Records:
--------------------

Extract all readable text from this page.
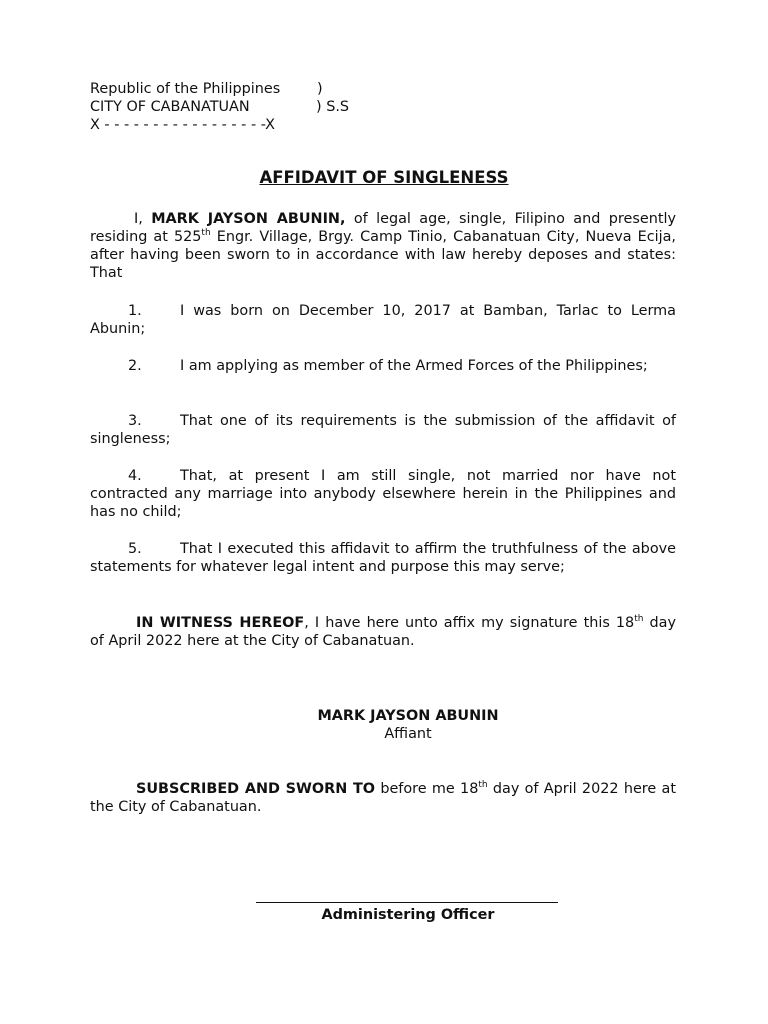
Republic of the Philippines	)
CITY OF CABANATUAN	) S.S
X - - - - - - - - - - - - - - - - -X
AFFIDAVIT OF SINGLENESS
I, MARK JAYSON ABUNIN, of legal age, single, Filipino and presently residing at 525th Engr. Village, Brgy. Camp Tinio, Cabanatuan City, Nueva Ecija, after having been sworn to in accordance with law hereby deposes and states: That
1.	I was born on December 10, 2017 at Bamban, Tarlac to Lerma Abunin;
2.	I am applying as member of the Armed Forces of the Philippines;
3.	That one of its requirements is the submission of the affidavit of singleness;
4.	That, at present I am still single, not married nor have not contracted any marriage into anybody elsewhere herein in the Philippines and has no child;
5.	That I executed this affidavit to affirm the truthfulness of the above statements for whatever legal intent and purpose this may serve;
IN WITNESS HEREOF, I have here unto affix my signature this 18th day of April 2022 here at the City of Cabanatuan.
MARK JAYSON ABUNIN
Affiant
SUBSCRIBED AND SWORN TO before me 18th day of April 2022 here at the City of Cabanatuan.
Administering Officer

--------------------

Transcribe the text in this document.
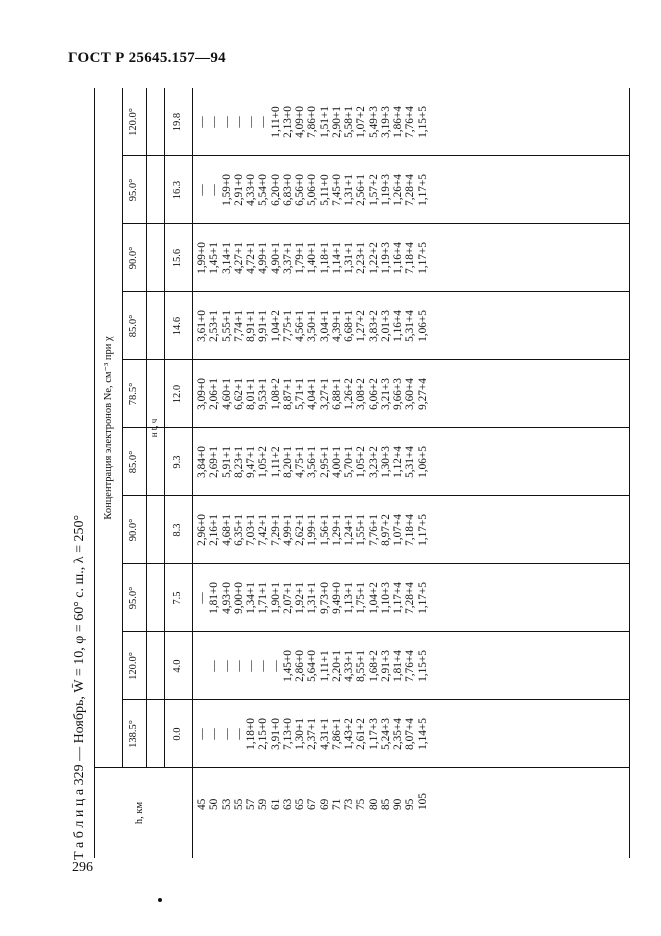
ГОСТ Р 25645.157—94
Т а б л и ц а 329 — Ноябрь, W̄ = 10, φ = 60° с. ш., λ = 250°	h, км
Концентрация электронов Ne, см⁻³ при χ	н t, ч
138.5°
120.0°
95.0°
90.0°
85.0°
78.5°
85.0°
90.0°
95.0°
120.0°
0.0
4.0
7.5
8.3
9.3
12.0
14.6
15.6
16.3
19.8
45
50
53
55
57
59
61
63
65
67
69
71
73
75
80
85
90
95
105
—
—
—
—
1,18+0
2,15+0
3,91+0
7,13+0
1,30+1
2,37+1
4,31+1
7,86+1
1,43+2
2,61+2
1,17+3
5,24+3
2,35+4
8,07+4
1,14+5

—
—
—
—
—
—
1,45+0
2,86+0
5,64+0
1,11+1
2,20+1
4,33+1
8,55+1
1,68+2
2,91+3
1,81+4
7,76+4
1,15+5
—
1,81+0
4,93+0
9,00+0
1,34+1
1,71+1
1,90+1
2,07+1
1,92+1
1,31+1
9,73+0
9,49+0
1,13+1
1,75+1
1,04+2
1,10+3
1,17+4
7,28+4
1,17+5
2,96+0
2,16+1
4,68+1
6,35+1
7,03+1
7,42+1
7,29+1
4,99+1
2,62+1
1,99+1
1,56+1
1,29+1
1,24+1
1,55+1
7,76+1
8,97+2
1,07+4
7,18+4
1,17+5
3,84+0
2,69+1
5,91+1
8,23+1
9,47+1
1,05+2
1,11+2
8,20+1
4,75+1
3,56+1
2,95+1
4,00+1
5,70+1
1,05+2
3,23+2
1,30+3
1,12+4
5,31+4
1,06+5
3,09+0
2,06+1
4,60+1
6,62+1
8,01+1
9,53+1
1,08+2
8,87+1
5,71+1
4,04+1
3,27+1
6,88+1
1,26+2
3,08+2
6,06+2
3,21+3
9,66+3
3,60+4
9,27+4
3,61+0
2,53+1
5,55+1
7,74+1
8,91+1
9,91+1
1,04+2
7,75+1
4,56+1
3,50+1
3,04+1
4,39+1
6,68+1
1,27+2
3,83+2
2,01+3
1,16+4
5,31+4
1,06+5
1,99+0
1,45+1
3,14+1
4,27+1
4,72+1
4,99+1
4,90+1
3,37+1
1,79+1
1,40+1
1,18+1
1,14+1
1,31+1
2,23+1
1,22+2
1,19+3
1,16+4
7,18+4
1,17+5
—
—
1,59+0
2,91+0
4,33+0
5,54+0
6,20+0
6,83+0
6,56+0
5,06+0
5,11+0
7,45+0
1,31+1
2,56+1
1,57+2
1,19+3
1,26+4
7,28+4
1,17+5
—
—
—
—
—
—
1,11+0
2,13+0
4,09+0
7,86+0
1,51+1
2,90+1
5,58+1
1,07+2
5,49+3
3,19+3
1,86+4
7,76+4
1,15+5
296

--------------------

# GOAL:
Gather each line in the data that holds the string "Philippines".

# SOLUTION TO THIS EXERCISE:
Republic of the Philippines	)
2.	I am applying as member of the Armed Forces of the Philippines;
4.	That, at present I am still single, not married nor have not contracted any marriage into anybody elsewhere herein in the Philippines and has no child;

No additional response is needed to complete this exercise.